TASK TO CARRY OUT:
Copy every line, leaving nothing out and adding nothing.
──────── WORKING DATA ────────
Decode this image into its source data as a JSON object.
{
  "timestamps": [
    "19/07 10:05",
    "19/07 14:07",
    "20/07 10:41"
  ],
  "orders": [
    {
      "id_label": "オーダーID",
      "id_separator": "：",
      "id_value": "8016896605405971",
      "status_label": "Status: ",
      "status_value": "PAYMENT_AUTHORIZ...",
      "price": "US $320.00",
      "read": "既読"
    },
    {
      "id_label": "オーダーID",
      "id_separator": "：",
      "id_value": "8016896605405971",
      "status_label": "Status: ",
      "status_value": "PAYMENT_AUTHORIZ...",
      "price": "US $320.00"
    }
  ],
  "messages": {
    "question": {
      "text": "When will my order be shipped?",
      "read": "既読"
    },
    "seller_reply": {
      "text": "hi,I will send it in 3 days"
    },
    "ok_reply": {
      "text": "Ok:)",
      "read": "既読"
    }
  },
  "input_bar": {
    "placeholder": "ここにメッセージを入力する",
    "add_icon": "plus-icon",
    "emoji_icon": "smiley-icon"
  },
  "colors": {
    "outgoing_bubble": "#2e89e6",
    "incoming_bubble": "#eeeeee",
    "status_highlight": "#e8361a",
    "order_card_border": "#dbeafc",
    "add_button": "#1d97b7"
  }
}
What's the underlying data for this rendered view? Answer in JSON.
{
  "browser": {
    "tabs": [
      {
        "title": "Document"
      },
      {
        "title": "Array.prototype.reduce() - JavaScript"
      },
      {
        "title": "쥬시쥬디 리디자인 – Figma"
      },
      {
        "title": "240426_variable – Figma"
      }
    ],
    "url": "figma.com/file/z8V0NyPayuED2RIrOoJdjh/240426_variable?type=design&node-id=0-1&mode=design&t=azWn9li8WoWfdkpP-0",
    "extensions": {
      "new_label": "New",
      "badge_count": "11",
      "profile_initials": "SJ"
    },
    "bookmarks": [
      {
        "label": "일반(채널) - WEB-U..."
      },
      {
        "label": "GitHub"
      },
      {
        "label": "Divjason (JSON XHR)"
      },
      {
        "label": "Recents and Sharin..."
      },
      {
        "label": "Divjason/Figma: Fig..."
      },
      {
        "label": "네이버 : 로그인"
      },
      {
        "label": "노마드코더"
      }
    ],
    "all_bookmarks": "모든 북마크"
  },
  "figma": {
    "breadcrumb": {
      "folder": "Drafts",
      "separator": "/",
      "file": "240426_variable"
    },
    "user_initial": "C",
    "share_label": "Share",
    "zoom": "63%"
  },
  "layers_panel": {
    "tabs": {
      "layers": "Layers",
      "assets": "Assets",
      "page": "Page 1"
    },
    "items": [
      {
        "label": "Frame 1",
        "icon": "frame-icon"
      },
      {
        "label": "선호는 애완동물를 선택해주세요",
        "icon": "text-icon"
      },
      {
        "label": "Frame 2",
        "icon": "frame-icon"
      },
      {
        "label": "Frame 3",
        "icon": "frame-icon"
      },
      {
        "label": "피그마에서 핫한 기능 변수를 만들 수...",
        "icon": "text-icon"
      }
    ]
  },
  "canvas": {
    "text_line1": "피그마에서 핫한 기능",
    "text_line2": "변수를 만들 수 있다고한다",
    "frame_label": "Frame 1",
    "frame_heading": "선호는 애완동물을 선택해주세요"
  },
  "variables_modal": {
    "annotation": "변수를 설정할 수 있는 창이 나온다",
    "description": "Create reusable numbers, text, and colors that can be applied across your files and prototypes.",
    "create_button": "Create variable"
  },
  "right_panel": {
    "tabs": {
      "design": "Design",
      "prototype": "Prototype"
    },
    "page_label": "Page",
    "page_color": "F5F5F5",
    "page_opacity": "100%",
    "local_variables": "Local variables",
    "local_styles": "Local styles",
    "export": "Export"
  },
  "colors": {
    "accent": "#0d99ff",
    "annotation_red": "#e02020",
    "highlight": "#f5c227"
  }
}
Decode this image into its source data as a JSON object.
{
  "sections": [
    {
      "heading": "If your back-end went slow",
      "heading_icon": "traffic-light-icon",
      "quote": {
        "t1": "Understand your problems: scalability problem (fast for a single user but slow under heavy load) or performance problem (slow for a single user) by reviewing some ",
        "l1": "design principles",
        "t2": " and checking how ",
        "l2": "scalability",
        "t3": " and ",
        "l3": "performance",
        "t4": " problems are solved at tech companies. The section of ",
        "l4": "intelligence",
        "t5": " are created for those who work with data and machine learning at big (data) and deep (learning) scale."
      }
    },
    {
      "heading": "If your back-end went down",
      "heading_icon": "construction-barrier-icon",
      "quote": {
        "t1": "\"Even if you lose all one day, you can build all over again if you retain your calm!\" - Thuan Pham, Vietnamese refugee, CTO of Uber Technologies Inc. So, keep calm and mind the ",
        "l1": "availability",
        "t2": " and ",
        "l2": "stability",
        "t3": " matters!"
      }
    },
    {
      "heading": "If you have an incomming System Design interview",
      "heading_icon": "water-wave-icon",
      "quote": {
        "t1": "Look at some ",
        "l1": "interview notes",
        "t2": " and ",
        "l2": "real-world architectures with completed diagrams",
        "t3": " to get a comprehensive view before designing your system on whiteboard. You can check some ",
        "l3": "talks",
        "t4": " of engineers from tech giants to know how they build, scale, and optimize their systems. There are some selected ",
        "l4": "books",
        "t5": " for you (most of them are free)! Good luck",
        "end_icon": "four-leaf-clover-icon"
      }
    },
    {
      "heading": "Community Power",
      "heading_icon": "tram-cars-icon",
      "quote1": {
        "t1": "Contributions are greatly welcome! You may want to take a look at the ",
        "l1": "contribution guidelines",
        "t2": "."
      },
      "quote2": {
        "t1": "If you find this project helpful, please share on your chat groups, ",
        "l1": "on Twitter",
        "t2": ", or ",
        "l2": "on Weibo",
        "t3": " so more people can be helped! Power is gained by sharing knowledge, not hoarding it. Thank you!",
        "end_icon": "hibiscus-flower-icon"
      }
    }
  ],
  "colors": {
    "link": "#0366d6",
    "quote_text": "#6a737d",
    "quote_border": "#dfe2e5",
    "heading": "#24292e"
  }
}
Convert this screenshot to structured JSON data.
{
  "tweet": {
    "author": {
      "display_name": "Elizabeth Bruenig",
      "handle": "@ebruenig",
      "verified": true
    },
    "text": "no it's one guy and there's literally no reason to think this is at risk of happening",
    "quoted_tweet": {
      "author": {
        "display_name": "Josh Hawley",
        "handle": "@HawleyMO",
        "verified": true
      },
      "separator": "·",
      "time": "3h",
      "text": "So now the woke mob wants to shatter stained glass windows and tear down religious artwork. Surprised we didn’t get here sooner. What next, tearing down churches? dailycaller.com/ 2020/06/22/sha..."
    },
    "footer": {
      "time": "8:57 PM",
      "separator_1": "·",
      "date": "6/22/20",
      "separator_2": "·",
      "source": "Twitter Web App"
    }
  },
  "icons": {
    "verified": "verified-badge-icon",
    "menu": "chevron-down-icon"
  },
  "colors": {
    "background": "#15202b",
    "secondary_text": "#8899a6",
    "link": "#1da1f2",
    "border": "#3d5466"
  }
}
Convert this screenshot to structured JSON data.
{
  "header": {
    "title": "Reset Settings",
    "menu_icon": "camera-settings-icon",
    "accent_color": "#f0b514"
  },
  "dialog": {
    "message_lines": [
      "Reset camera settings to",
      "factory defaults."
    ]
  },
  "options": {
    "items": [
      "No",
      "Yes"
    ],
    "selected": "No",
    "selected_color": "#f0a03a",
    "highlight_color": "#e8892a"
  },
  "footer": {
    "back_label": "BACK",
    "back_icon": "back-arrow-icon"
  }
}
────────
ANSWER IN FULL:
Decode this image into its source data as a JSON object.
{
  "timestamps": [
    "19/07 10:05",
    "19/07 14:07",
    "20/07 10:41"
  ],
  "orders": [
    {
      "id_label": "オーダーID",
      "id_separator": "：",
      "id_value": "8016896605405971",
      "status_label": "Status: ",
      "status_value": "PAYMENT_AUTHORIZ...",
      "price": "US $320.00",
      "read": "既読"
    },
    {
      "id_label": "オーダーID",
      "id_separator": "：",
      "id_value": "8016896605405971",
      "status_label": "Status: ",
      "status_value": "PAYMENT_AUTHORIZ...",
      "price": "US $320.00"
    }
  ],
  "messages": {
    "question": {
      "text": "When will my order be shipped?",
      "read": "既読"
    },
    "seller_reply": {
      "text": "hi,I will send it in 3 days"
    },
    "ok_reply": {
      "text": "Ok:)",
      "read": "既読"
    }
  },
  "input_bar": {
    "placeholder": "ここにメッセージを入力する",
    "add_icon": "plus-icon",
    "emoji_icon": "smiley-icon"
  },
  "colors": {
    "outgoing_bubble": "#2e89e6",
    "incoming_bubble": "#eeeeee",
    "status_highlight": "#e8361a",
    "order_card_border": "#dbeafc",
    "add_button": "#1d97b7"
  }
}
What's the underlying data for this rendered view? Answer in JSON.
{
  "browser": {
    "tabs": [
      {
        "title": "Document"
      },
      {
        "title": "Array.prototype.reduce() - JavaScript"
      },
      {
        "title": "쥬시쥬디 리디자인 – Figma"
      },
      {
        "title": "240426_variable – Figma"
      }
    ],
    "url": "figma.com/file/z8V0NyPayuED2RIrOoJdjh/240426_variable?type=design&node-id=0-1&mode=design&t=azWn9li8WoWfdkpP-0",
    "extensions": {
      "new_label": "New",
      "badge_count": "11",
      "profile_initials": "SJ"
    },
    "bookmarks": [
      {
        "label": "일반(채널) - WEB-U..."
      },
      {
        "label": "GitHub"
      },
      {
        "label": "Divjason (JSON XHR)"
      },
      {
        "label": "Recents and Sharin..."
      },
      {
        "label": "Divjason/Figma: Fig..."
      },
      {
        "label": "네이버 : 로그인"
      },
      {
        "label": "노마드코더"
      }
    ],
    "all_bookmarks": "모든 북마크"
  },
  "figma": {
    "breadcrumb": {
      "folder": "Drafts",
      "separator": "/",
      "file": "240426_variable"
    },
    "user_initial": "C",
    "share_label": "Share",
    "zoom": "63%"
  },
  "layers_panel": {
    "tabs": {
      "layers": "Layers",
      "assets": "Assets",
      "page": "Page 1"
    },
    "items": [
      {
        "label": "Frame 1",
        "icon": "frame-icon"
      },
      {
        "label": "선호는 애완동물를 선택해주세요",
        "icon": "text-icon"
      },
      {
        "label": "Frame 2",
        "icon": "frame-icon"
      },
      {
        "label": "Frame 3",
        "icon": "frame-icon"
      },
      {
        "label": "피그마에서 핫한 기능 변수를 만들 수...",
        "icon": "text-icon"
      }
    ]
  },
  "canvas": {
    "text_line1": "피그마에서 핫한 기능",
    "text_line2": "변수를 만들 수 있다고한다",
    "frame_label": "Frame 1",
    "frame_heading": "선호는 애완동물을 선택해주세요"
  },
  "variables_modal": {
    "annotation": "변수를 설정할 수 있는 창이 나온다",
    "description": "Create reusable numbers, text, and colors that can be applied across your files and prototypes.",
    "create_button": "Create variable"
  },
  "right_panel": {
    "tabs": {
      "design": "Design",
      "prototype": "Prototype"
    },
    "page_label": "Page",
    "page_color": "F5F5F5",
    "page_opacity": "100%",
    "local_variables": "Local variables",
    "local_styles": "Local styles",
    "export": "Export"
  },
  "colors": {
    "accent": "#0d99ff",
    "annotation_red": "#e02020",
    "highlight": "#f5c227"
  }
}
Decode this image into its source data as a JSON object.
{
  "sections": [
    {
      "heading": "If your back-end went slow",
      "heading_icon": "traffic-light-icon",
      "quote": {
        "t1": "Understand your problems: scalability problem (fast for a single user but slow under heavy load) or performance problem (slow for a single user) by reviewing some ",
        "l1": "design principles",
        "t2": " and checking how ",
        "l2": "scalability",
        "t3": " and ",
        "l3": "performance",
        "t4": " problems are solved at tech companies. The section of ",
        "l4": "intelligence",
        "t5": " are created for those who work with data and machine learning at big (data) and deep (learning) scale."
      }
    },
    {
      "heading": "If your back-end went down",
      "heading_icon": "construction-barrier-icon",
      "quote": {
        "t1": "\"Even if you lose all one day, you can build all over again if you retain your calm!\" - Thuan Pham, Vietnamese refugee, CTO of Uber Technologies Inc. So, keep calm and mind the ",
        "l1": "availability",
        "t2": " and ",
        "l2": "stability",
        "t3": " matters!"
      }
    },
    {
      "heading": "If you have an incomming System Design interview",
      "heading_icon": "water-wave-icon",
      "quote": {
        "t1": "Look at some ",
        "l1": "interview notes",
        "t2": " and ",
        "l2": "real-world architectures with completed diagrams",
        "t3": " to get a comprehensive view before designing your system on whiteboard. You can check some ",
        "l3": "talks",
        "t4": " of engineers from tech giants to know how they build, scale, and optimize their systems. There are some selected ",
        "l4": "books",
        "t5": " for you (most of them are free)! Good luck",
        "end_icon": "four-leaf-clover-icon"
      }
    },
    {
      "heading": "Community Power",
      "heading_icon": "tram-cars-icon",
      "quote1": {
        "t1": "Contributions are greatly welcome! You may want to take a look at the ",
        "l1": "contribution guidelines",
        "t2": "."
      },
      "quote2": {
        "t1": "If you find this project helpful, please share on your chat groups, ",
        "l1": "on Twitter",
        "t2": ", or ",
        "l2": "on Weibo",
        "t3": " so more people can be helped! Power is gained by sharing knowledge, not hoarding it. Thank you!",
        "end_icon": "hibiscus-flower-icon"
      }
    }
  ],
  "colors": {
    "link": "#0366d6",
    "quote_text": "#6a737d",
    "quote_border": "#dfe2e5",
    "heading": "#24292e"
  }
}
Convert this screenshot to structured JSON data.
{
  "tweet": {
    "author": {
      "display_name": "Elizabeth Bruenig",
      "handle": "@ebruenig",
      "verified": true
    },
    "text": "no it's one guy and there's literally no reason to think this is at risk of happening",
    "quoted_tweet": {
      "author": {
        "display_name": "Josh Hawley",
        "handle": "@HawleyMO",
        "verified": true
      },
      "separator": "·",
      "time": "3h",
      "text": "So now the woke mob wants to shatter stained glass windows and tear down religious artwork. Surprised we didn’t get here sooner. What next, tearing down churches? dailycaller.com/ 2020/06/22/sha..."
    },
    "footer": {
      "time": "8:57 PM",
      "separator_1": "·",
      "date": "6/22/20",
      "separator_2": "·",
      "source": "Twitter Web App"
    }
  },
  "icons": {
    "verified": "verified-badge-icon",
    "menu": "chevron-down-icon"
  },
  "colors": {
    "background": "#15202b",
    "secondary_text": "#8899a6",
    "link": "#1da1f2",
    "border": "#3d5466"
  }
}
Convert this screenshot to structured JSON data.
{
  "header": {
    "title": "Reset Settings",
    "menu_icon": "camera-settings-icon",
    "accent_color": "#f0b514"
  },
  "dialog": {
    "message_lines": [
      "Reset camera settings to",
      "factory defaults."
    ]
  },
  "options": {
    "items": [
      "No",
      "Yes"
    ],
    "selected": "No",
    "selected_color": "#f0a03a",
    "highlight_color": "#e8892a"
  },
  "footer": {
    "back_label": "BACK",
    "back_icon": "back-arrow-icon"
  }
}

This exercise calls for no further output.